Set down each entry exactly as given; pictures should not appear in the copy.

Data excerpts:
* * * * *
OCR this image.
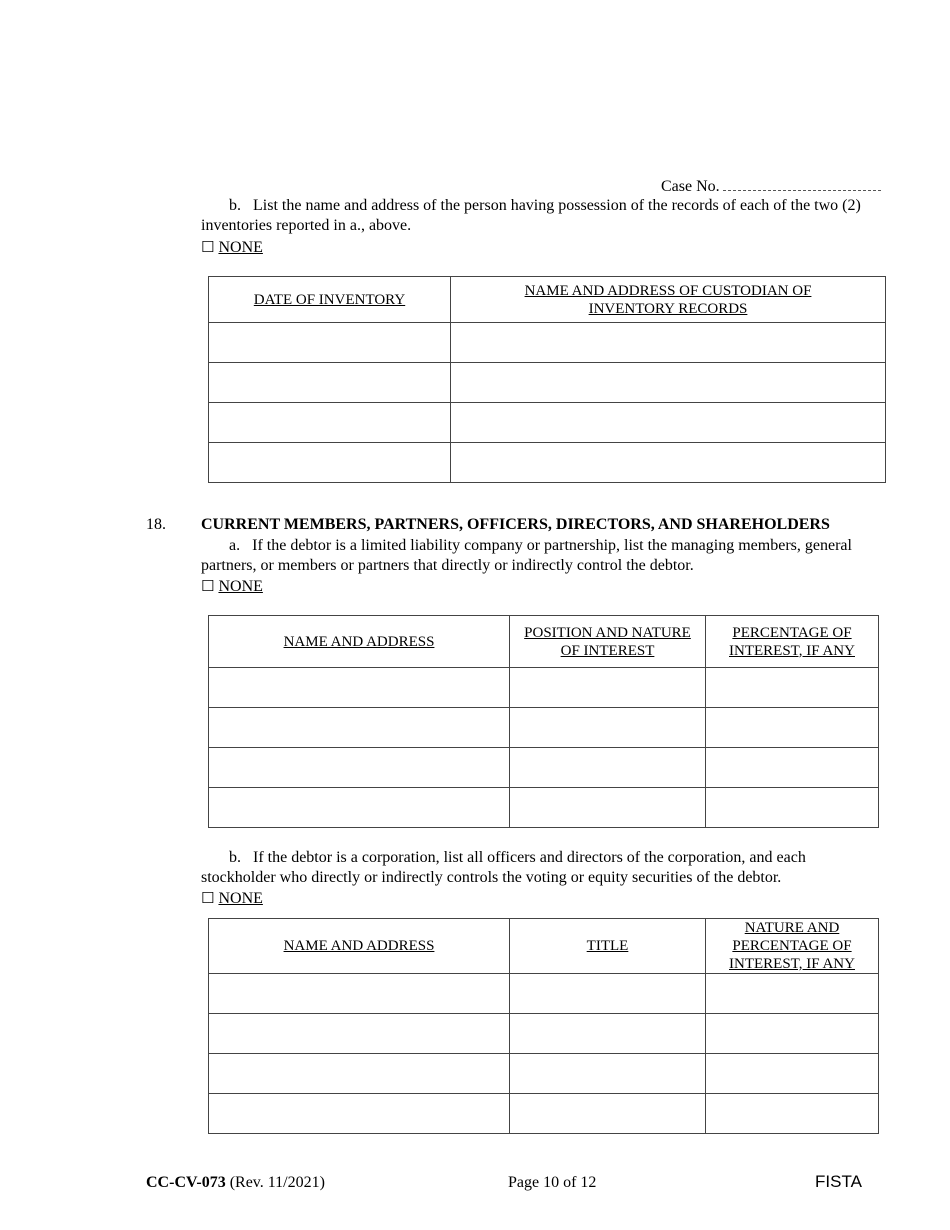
Case No.
b. List the name and address of the person having possession of the records of each of the two (2) inventories reported in a., above.
☐ NONE
DATE OF INVENTORY	NAME AND ADDRESS OF CUSTODIAN OF INVENTORY RECORDS

18. CURRENT MEMBERS, PARTNERS, OFFICERS, DIRECTORS, AND SHAREHOLDERS
a. If the debtor is a limited liability company or partnership, list the managing members, general partners, or members or partners that directly or indirectly control the debtor.
☐ NONE
NAME AND ADDRESS	POSITION AND NATURE OF INTEREST	PERCENTAGE OF INTEREST, IF ANY

b. If the debtor is a corporation, list all officers and directors of the corporation, and each stockholder who directly or indirectly controls the voting or equity securities of the debtor.
☐ NONE
NAME AND ADDRESS	TITLE	NATURE AND PERCENTAGE OF INTEREST, IF ANY

CC-CV-073 (Rev. 11/2021)	Page 10 of 12	FISTA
* * * * *
§ **SOLUTION FOR THIS TASK**:
OCR this image.
Case No.
b. List the name and address of the person having possession of the records of each of the two (2) inventories reported in a., above.
☐ NONE
DATE OF INVENTORY	NAME AND ADDRESS OF CUSTODIAN OF INVENTORY RECORDS

18. CURRENT MEMBERS, PARTNERS, OFFICERS, DIRECTORS, AND SHAREHOLDERS
a. If the debtor is a limited liability company or partnership, list the managing members, general partners, or members or partners that directly or indirectly control the debtor.
☐ NONE
NAME AND ADDRESS	POSITION AND NATURE OF INTEREST	PERCENTAGE OF INTEREST, IF ANY

b. If the debtor is a corporation, list all officers and directors of the corporation, and each stockholder who directly or indirectly controls the voting or equity securities of the debtor.
☐ NONE
NAME AND ADDRESS	TITLE	NATURE AND PERCENTAGE OF INTEREST, IF ANY

CC-CV-073 (Rev. 11/2021)	Page 10 of 12	FISTA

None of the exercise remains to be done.